* Job: Every entry that follows needs to be repeated exactly.

* Extracted material:
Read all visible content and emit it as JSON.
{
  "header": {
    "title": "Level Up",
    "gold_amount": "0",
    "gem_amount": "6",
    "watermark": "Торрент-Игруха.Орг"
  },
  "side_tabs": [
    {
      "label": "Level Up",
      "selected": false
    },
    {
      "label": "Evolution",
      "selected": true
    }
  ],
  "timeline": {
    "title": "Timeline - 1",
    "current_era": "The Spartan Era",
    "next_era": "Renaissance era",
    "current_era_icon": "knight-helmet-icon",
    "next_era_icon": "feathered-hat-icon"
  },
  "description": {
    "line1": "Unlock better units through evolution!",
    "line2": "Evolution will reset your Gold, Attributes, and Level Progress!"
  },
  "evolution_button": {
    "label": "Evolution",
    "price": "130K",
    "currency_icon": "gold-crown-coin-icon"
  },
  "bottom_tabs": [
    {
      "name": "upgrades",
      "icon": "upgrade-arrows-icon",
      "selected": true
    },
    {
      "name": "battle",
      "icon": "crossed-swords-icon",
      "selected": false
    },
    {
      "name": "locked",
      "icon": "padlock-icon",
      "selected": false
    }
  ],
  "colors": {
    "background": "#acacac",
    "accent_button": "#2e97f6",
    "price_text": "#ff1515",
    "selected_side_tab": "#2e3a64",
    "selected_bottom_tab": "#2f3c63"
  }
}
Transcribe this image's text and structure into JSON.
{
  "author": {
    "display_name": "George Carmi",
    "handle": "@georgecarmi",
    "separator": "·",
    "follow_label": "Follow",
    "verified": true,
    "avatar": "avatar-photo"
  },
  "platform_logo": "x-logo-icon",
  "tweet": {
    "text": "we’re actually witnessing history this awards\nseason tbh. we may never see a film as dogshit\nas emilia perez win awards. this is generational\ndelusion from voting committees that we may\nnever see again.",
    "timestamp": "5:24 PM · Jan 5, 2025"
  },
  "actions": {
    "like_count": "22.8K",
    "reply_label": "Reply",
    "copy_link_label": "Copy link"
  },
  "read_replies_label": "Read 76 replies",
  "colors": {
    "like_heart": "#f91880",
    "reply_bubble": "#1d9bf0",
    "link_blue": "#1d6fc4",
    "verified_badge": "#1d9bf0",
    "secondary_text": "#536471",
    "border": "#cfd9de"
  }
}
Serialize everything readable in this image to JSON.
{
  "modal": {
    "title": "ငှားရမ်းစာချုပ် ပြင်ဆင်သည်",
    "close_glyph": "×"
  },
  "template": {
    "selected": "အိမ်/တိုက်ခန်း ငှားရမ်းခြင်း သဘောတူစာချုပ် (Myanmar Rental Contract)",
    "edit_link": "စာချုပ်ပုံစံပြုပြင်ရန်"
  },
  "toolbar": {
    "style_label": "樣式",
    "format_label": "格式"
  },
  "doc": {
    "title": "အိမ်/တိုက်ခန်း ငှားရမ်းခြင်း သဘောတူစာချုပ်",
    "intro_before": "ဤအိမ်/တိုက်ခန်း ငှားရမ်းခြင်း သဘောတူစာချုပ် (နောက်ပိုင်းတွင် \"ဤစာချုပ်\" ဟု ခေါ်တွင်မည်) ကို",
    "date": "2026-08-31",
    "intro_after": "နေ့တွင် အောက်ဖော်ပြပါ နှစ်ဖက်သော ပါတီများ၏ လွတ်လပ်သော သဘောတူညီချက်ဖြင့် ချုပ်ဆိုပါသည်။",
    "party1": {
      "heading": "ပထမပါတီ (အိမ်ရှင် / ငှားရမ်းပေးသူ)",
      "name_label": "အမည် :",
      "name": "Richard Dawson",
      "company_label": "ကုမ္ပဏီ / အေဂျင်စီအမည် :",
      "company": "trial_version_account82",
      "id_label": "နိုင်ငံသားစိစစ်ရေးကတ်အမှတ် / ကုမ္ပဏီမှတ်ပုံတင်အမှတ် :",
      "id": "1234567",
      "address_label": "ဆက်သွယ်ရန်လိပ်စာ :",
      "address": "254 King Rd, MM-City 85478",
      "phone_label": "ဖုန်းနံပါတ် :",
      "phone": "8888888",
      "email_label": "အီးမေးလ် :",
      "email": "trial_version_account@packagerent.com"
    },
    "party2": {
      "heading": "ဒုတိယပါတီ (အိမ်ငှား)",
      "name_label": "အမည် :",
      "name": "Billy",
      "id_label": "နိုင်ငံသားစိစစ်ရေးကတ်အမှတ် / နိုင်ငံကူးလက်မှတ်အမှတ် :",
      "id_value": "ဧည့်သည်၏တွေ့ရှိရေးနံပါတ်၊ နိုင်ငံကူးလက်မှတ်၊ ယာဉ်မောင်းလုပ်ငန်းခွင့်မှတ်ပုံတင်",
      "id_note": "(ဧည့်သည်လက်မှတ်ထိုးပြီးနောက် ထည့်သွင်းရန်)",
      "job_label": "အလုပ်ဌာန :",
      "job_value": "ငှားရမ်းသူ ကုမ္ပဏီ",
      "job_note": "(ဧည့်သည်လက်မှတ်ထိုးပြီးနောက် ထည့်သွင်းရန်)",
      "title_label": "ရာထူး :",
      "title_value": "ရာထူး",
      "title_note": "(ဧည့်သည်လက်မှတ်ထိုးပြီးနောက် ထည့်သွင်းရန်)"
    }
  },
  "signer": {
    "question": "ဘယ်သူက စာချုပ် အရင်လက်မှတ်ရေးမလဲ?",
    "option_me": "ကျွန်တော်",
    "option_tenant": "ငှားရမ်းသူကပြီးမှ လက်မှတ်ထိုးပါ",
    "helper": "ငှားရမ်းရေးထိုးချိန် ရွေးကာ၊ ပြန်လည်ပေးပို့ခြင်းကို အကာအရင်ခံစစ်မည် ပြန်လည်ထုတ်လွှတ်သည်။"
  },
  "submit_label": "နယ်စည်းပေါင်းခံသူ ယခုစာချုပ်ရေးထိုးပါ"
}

* Task response:
Read all visible content and emit it as JSON.
{
  "header": {
    "title": "Level Up",
    "gold_amount": "0",
    "gem_amount": "6",
    "watermark": "Торрент-Игруха.Орг"
  },
  "side_tabs": [
    {
      "label": "Level Up",
      "selected": false
    },
    {
      "label": "Evolution",
      "selected": true
    }
  ],
  "timeline": {
    "title": "Timeline - 1",
    "current_era": "The Spartan Era",
    "next_era": "Renaissance era",
    "current_era_icon": "knight-helmet-icon",
    "next_era_icon": "feathered-hat-icon"
  },
  "description": {
    "line1": "Unlock better units through evolution!",
    "line2": "Evolution will reset your Gold, Attributes, and Level Progress!"
  },
  "evolution_button": {
    "label": "Evolution",
    "price": "130K",
    "currency_icon": "gold-crown-coin-icon"
  },
  "bottom_tabs": [
    {
      "name": "upgrades",
      "icon": "upgrade-arrows-icon",
      "selected": true
    },
    {
      "name": "battle",
      "icon": "crossed-swords-icon",
      "selected": false
    },
    {
      "name": "locked",
      "icon": "padlock-icon",
      "selected": false
    }
  ],
  "colors": {
    "background": "#acacac",
    "accent_button": "#2e97f6",
    "price_text": "#ff1515",
    "selected_side_tab": "#2e3a64",
    "selected_bottom_tab": "#2f3c63"
  }
}
Transcribe this image's text and structure into JSON.
{
  "author": {
    "display_name": "George Carmi",
    "handle": "@georgecarmi",
    "separator": "·",
    "follow_label": "Follow",
    "verified": true,
    "avatar": "avatar-photo"
  },
  "platform_logo": "x-logo-icon",
  "tweet": {
    "text": "we’re actually witnessing history this awards\nseason tbh. we may never see a film as dogshit\nas emilia perez win awards. this is generational\ndelusion from voting committees that we may\nnever see again.",
    "timestamp": "5:24 PM · Jan 5, 2025"
  },
  "actions": {
    "like_count": "22.8K",
    "reply_label": "Reply",
    "copy_link_label": "Copy link"
  },
  "read_replies_label": "Read 76 replies",
  "colors": {
    "like_heart": "#f91880",
    "reply_bubble": "#1d9bf0",
    "link_blue": "#1d6fc4",
    "verified_badge": "#1d9bf0",
    "secondary_text": "#536471",
    "border": "#cfd9de"
  }
}
Serialize everything readable in this image to JSON.
{
  "modal": {
    "title": "ငှားရမ်းစာချုပ် ပြင်ဆင်သည်",
    "close_glyph": "×"
  },
  "template": {
    "selected": "အိမ်/တိုက်ခန်း ငှားရမ်းခြင်း သဘောတူစာချုပ် (Myanmar Rental Contract)",
    "edit_link": "စာချုပ်ပုံစံပြုပြင်ရန်"
  },
  "toolbar": {
    "style_label": "樣式",
    "format_label": "格式"
  },
  "doc": {
    "title": "အိမ်/တိုက်ခန်း ငှားရမ်းခြင်း သဘောတူစာချုပ်",
    "intro_before": "ဤအိမ်/တိုက်ခန်း ငှားရမ်းခြင်း သဘောတူစာချုပ် (နောက်ပိုင်းတွင် \"ဤစာချုပ်\" ဟု ခေါ်တွင်မည်) ကို",
    "date": "2026-08-31",
    "intro_after": "နေ့တွင် အောက်ဖော်ပြပါ နှစ်ဖက်သော ပါတီများ၏ လွတ်လပ်သော သဘောတူညီချက်ဖြင့် ချုပ်ဆိုပါသည်။",
    "party1": {
      "heading": "ပထမပါတီ (အိမ်ရှင် / ငှားရမ်းပေးသူ)",
      "name_label": "အမည် :",
      "name": "Richard Dawson",
      "company_label": "ကုမ္ပဏီ / အေဂျင်စီအမည် :",
      "company": "trial_version_account82",
      "id_label": "နိုင်ငံသားစိစစ်ရေးကတ်အမှတ် / ကုမ္ပဏီမှတ်ပုံတင်အမှတ် :",
      "id": "1234567",
      "address_label": "ဆက်သွယ်ရန်လိပ်စာ :",
      "address": "254 King Rd, MM-City 85478",
      "phone_label": "ဖုန်းနံပါတ် :",
      "phone": "8888888",
      "email_label": "အီးမေးလ် :",
      "email": "trial_version_account@packagerent.com"
    },
    "party2": {
      "heading": "ဒုတိယပါတီ (အိမ်ငှား)",
      "name_label": "အမည် :",
      "name": "Billy",
      "id_label": "နိုင်ငံသားစိစစ်ရေးကတ်အမှတ် / နိုင်ငံကူးလက်မှတ်အမှတ် :",
      "id_value": "ဧည့်သည်၏တွေ့ရှိရေးနံပါတ်၊ နိုင်ငံကူးလက်မှတ်၊ ယာဉ်မောင်းလုပ်ငန်းခွင့်မှတ်ပုံတင်",
      "id_note": "(ဧည့်သည်လက်မှတ်ထိုးပြီးနောက် ထည့်သွင်းရန်)",
      "job_label": "အလုပ်ဌာန :",
      "job_value": "ငှားရမ်းသူ ကုမ္ပဏီ",
      "job_note": "(ဧည့်သည်လက်မှတ်ထိုးပြီးနောက် ထည့်သွင်းရန်)",
      "title_label": "ရာထူး :",
      "title_value": "ရာထူး",
      "title_note": "(ဧည့်သည်လက်မှတ်ထိုးပြီးနောက် ထည့်သွင်းရန်)"
    }
  },
  "signer": {
    "question": "ဘယ်သူက စာချုပ် အရင်လက်မှတ်ရေးမလဲ?",
    "option_me": "ကျွန်တော်",
    "option_tenant": "ငှားရမ်းသူကပြီးမှ လက်မှတ်ထိုးပါ",
    "helper": "ငှားရမ်းရေးထိုးချိန် ရွေးကာ၊ ပြန်လည်ပေးပို့ခြင်းကို အကာအရင်ခံစစ်မည် ပြန်လည်ထုတ်လွှတ်သည်။"
  },
  "submit_label": "နယ်စည်းပေါင်းခံသူ ယခုစာချုပ်ရေးထိုးပါ"
}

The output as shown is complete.